#### [Stated exercise]
Sift the listing for lines that hold the string "structure" and pull them out.

#### [Records for the exercise]

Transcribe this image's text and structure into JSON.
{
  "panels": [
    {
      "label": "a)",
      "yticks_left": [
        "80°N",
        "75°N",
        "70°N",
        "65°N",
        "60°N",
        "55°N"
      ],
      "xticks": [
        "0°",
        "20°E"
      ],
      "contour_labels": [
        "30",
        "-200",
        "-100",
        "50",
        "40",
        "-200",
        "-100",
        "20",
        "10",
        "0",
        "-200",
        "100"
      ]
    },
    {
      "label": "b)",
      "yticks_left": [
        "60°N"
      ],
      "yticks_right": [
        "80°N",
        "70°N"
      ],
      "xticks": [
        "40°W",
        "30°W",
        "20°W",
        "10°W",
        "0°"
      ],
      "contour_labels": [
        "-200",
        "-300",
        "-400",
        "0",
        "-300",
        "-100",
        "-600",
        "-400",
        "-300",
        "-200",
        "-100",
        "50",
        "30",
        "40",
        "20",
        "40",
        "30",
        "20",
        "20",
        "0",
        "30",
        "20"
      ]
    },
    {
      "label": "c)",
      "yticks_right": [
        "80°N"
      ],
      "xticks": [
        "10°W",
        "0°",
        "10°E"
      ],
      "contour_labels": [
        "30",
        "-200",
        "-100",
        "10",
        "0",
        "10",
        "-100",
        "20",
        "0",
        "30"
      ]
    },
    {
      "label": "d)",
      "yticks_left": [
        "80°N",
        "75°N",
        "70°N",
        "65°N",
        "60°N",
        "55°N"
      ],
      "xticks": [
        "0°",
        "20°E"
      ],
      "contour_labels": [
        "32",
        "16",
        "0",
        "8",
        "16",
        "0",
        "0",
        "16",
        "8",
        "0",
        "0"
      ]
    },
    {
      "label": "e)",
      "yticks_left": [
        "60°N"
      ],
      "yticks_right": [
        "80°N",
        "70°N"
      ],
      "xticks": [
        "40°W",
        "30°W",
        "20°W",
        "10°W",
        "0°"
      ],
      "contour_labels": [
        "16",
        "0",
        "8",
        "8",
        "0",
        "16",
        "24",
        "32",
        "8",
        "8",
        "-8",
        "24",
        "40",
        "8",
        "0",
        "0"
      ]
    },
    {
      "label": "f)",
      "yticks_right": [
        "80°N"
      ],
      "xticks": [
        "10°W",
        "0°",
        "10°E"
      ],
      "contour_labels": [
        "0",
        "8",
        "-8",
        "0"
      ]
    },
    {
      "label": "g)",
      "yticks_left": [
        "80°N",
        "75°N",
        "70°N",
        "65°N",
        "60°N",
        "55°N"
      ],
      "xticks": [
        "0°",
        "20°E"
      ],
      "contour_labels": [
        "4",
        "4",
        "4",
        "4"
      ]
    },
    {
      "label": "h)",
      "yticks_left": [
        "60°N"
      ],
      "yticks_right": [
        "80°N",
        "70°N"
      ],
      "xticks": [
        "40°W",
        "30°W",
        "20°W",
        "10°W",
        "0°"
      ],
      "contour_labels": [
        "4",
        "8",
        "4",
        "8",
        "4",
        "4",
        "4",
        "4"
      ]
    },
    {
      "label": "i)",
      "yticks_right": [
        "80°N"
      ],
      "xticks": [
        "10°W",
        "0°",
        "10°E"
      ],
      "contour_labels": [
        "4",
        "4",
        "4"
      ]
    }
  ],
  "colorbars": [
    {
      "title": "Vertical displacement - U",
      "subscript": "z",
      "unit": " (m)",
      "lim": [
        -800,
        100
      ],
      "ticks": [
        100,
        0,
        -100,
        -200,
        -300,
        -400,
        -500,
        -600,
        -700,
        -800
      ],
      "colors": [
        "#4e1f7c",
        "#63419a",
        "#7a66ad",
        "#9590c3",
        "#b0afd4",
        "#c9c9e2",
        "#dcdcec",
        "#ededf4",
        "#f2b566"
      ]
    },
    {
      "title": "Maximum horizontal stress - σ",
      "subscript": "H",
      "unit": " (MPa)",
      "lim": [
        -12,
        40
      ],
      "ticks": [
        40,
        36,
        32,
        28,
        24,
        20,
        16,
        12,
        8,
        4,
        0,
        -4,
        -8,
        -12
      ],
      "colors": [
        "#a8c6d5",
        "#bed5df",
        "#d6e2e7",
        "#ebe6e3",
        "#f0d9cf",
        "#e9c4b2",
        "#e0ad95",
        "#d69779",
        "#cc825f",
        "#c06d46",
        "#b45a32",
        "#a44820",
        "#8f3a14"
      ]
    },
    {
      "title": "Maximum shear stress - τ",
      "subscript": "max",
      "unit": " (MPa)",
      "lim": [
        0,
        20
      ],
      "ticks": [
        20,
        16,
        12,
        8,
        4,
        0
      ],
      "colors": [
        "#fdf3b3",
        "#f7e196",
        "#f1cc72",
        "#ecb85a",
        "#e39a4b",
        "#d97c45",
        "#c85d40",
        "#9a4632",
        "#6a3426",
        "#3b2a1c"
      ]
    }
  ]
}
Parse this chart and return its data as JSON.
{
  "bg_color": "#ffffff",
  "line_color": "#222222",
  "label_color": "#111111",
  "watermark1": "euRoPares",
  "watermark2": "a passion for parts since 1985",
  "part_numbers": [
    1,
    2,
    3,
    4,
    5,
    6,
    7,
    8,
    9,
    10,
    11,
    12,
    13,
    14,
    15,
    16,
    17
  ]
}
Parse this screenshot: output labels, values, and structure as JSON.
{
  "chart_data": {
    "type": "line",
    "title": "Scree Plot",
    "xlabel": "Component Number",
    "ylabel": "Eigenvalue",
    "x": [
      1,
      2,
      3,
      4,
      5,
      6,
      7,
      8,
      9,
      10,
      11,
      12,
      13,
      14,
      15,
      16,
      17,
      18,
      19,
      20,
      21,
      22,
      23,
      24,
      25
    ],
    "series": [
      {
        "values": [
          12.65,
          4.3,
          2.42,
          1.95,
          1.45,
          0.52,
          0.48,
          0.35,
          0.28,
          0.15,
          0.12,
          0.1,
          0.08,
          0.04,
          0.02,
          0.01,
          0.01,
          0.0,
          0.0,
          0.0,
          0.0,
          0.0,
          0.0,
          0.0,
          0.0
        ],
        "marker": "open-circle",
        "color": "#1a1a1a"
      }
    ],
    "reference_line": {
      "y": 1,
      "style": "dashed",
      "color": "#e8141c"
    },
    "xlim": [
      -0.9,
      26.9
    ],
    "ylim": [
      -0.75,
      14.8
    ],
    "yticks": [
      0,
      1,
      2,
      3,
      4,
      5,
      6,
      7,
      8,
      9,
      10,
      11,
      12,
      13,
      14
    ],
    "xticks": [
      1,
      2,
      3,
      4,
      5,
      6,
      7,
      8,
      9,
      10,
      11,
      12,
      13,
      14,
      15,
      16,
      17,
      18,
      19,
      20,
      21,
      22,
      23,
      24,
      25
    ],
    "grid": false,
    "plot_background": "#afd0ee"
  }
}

#### [Task output]
Transcribe this image's text and structure into JSON.
Parse this screenshot: output labels, values, and structure as JSON.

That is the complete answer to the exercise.